The task = Transcribe the entries that follow exactly as they appear, minus pictures.
>> Start Recorded information
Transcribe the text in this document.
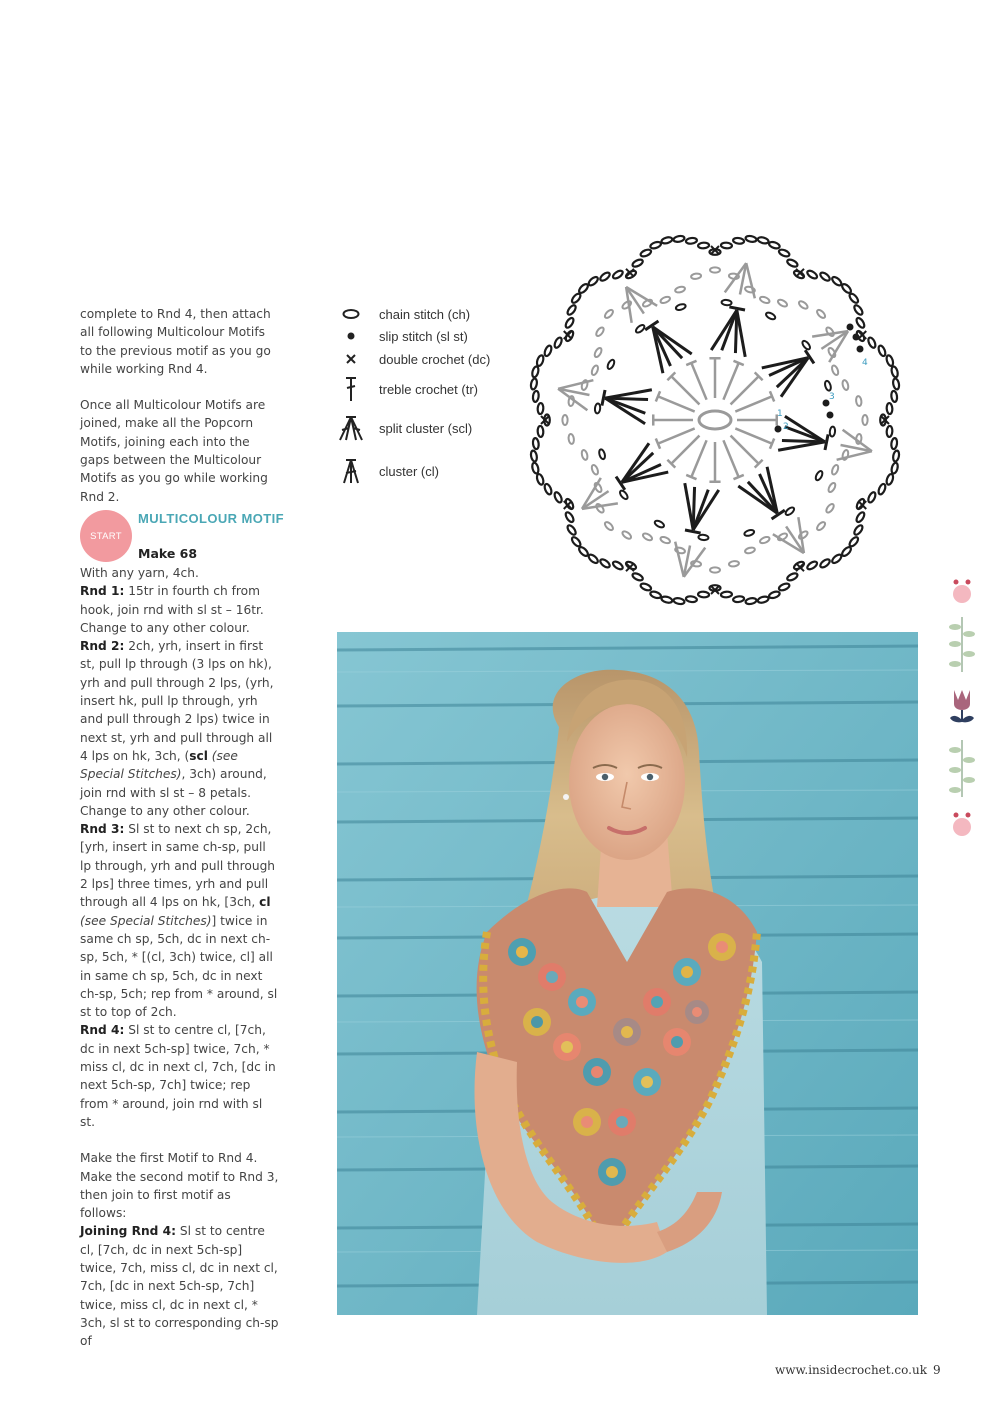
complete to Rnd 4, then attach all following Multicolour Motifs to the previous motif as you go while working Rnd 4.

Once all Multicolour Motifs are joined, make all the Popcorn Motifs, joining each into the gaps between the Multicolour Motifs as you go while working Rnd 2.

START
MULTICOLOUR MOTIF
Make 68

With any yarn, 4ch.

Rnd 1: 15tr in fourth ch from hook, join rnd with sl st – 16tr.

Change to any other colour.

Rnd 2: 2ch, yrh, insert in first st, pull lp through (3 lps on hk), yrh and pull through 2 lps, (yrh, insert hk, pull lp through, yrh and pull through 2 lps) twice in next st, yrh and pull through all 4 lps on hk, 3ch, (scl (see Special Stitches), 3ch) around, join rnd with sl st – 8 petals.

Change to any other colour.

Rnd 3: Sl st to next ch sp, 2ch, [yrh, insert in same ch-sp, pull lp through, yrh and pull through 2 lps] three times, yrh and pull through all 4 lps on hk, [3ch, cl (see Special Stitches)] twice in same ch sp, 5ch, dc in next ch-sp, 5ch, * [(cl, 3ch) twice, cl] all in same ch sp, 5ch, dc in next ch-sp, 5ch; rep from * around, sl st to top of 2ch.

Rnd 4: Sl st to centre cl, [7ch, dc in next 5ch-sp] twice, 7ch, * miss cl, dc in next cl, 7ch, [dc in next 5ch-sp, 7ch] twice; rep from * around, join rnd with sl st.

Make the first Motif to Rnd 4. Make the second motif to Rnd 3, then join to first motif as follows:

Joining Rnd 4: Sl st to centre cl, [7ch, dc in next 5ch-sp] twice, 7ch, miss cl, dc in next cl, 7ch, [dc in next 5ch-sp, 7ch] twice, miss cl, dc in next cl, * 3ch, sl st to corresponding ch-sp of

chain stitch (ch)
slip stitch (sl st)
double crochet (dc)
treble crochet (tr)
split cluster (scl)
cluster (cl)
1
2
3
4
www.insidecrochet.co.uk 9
>> End Recorded information
Expected answer =
Transcribe the text in this document.
complete to Rnd 4, then attach all following Multicolour Motifs to the previous motif as you go while working Rnd 4.

Once all Multicolour Motifs are joined, make all the Popcorn Motifs, joining each into the gaps between the Multicolour Motifs as you go while working Rnd 2.

START
MULTICOLOUR MOTIF
Make 68

With any yarn, 4ch.

Rnd 1: 15tr in fourth ch from hook, join rnd with sl st – 16tr.

Change to any other colour.

Rnd 2: 2ch, yrh, insert in first st, pull lp through (3 lps on hk), yrh and pull through 2 lps, (yrh, insert hk, pull lp through, yrh and pull through 2 lps) twice in next st, yrh and pull through all 4 lps on hk, 3ch, (scl (see Special Stitches), 3ch) around, join rnd with sl st – 8 petals.

Change to any other colour.

Rnd 3: Sl st to next ch sp, 2ch, [yrh, insert in same ch-sp, pull lp through, yrh and pull through 2 lps] three times, yrh and pull through all 4 lps on hk, [3ch, cl (see Special Stitches)] twice in same ch sp, 5ch, dc in next ch-sp, 5ch, * [(cl, 3ch) twice, cl] all in same ch sp, 5ch, dc in next ch-sp, 5ch; rep from * around, sl st to top of 2ch.

Rnd 4: Sl st to centre cl, [7ch, dc in next 5ch-sp] twice, 7ch, * miss cl, dc in next cl, 7ch, [dc in next 5ch-sp, 7ch] twice; rep from * around, join rnd with sl st.

Make the first Motif to Rnd 4. Make the second motif to Rnd 3, then join to first motif as follows:

Joining Rnd 4: Sl st to centre cl, [7ch, dc in next 5ch-sp] twice, 7ch, miss cl, dc in next cl, 7ch, [dc in next 5ch-sp, 7ch] twice, miss cl, dc in next cl, * 3ch, sl st to corresponding ch-sp of

chain stitch (ch)
slip stitch (sl st)
double crochet (dc)
treble crochet (tr)
split cluster (scl)
cluster (cl)
1
2
3
4
www.insidecrochet.co.uk 9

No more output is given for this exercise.